(Records that describe figures)
-=-=-
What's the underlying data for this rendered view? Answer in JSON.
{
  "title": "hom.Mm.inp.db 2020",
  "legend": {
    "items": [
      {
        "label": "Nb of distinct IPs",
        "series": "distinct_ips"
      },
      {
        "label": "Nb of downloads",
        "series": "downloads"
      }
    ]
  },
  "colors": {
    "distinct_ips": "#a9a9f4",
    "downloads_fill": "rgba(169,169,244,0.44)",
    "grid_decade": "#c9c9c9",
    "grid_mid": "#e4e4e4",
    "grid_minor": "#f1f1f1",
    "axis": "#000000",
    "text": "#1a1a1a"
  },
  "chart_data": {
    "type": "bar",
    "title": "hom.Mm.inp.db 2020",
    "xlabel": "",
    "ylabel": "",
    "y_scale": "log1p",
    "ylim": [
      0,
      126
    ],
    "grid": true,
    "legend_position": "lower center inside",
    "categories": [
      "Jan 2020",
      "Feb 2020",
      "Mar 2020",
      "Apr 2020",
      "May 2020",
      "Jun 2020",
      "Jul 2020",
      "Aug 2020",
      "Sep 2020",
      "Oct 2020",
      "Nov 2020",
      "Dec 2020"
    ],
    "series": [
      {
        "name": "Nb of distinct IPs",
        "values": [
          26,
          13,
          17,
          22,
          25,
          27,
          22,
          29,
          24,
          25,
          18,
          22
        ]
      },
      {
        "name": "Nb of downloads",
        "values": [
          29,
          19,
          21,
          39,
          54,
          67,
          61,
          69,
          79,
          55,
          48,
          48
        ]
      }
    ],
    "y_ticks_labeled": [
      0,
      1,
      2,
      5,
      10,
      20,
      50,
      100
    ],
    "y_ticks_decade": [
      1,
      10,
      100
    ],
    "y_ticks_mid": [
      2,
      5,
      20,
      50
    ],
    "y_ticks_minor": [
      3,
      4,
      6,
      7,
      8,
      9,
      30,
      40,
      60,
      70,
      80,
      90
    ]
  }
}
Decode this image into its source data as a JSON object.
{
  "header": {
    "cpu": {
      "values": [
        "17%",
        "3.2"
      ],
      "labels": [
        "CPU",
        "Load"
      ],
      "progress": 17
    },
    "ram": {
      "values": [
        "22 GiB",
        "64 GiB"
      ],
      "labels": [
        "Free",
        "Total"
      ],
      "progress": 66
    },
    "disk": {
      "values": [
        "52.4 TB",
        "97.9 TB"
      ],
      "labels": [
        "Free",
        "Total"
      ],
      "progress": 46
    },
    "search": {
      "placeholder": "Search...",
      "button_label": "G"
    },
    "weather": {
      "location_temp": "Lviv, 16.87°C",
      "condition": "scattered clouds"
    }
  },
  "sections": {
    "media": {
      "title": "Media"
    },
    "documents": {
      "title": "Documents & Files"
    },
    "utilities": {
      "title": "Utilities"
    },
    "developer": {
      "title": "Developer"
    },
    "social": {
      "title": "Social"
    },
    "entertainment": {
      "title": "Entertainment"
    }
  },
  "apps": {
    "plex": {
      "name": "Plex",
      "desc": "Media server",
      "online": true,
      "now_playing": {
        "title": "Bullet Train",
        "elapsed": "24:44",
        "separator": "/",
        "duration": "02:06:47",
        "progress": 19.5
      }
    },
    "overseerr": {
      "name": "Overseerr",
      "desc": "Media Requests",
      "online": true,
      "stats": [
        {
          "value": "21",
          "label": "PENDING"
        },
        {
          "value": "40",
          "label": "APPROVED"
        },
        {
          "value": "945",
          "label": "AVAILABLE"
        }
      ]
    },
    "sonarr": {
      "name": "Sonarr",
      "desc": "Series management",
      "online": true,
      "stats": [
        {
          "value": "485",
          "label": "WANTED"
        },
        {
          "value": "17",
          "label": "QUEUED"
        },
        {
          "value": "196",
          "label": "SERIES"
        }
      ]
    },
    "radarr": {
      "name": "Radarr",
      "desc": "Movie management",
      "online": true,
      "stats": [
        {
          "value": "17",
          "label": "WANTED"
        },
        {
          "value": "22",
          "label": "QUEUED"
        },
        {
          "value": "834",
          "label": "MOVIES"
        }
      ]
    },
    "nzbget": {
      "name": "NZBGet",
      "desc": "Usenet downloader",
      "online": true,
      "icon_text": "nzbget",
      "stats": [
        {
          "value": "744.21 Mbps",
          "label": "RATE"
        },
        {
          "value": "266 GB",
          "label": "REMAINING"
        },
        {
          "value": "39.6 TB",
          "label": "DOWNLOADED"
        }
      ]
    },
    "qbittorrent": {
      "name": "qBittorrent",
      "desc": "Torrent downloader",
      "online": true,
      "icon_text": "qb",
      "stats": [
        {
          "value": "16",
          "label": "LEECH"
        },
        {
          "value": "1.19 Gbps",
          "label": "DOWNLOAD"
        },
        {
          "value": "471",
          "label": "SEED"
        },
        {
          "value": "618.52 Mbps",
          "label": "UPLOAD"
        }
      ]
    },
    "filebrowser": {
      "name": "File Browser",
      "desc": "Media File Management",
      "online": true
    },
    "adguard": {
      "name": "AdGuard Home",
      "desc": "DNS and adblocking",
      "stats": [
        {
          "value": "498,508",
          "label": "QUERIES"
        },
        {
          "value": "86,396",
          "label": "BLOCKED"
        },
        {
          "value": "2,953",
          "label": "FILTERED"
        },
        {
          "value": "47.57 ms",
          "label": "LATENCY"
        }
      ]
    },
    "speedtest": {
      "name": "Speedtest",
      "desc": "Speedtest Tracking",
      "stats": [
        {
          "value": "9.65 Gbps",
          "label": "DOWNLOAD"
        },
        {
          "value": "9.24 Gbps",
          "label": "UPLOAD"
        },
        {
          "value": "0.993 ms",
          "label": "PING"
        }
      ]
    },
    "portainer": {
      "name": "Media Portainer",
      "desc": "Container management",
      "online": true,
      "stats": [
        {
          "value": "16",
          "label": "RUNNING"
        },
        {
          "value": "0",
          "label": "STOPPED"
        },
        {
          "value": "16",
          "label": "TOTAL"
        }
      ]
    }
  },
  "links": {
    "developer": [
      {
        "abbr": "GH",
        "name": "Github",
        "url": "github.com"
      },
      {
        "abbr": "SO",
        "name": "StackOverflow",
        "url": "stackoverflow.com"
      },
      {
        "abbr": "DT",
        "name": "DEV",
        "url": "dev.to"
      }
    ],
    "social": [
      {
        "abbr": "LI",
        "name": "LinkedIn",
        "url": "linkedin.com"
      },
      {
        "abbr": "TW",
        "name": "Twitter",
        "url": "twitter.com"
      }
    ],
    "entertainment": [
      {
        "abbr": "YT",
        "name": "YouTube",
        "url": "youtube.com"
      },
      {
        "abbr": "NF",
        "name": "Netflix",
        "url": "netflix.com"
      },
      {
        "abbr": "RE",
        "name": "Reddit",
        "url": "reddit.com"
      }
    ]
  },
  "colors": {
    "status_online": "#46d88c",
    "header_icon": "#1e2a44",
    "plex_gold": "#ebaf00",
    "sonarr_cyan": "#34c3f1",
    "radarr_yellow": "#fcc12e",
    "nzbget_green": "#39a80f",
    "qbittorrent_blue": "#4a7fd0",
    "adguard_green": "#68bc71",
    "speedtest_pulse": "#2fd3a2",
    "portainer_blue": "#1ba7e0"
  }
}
-=-=-
Find and copy every line in the entries above where the string "abbr" occurs.

        "abbr": "GH",
        "abbr": "SO",
        "abbr": "DT",
        "abbr": "LI",
        "abbr": "TW",
        "abbr": "YT",
        "abbr": "NF",
        "abbr": "RE",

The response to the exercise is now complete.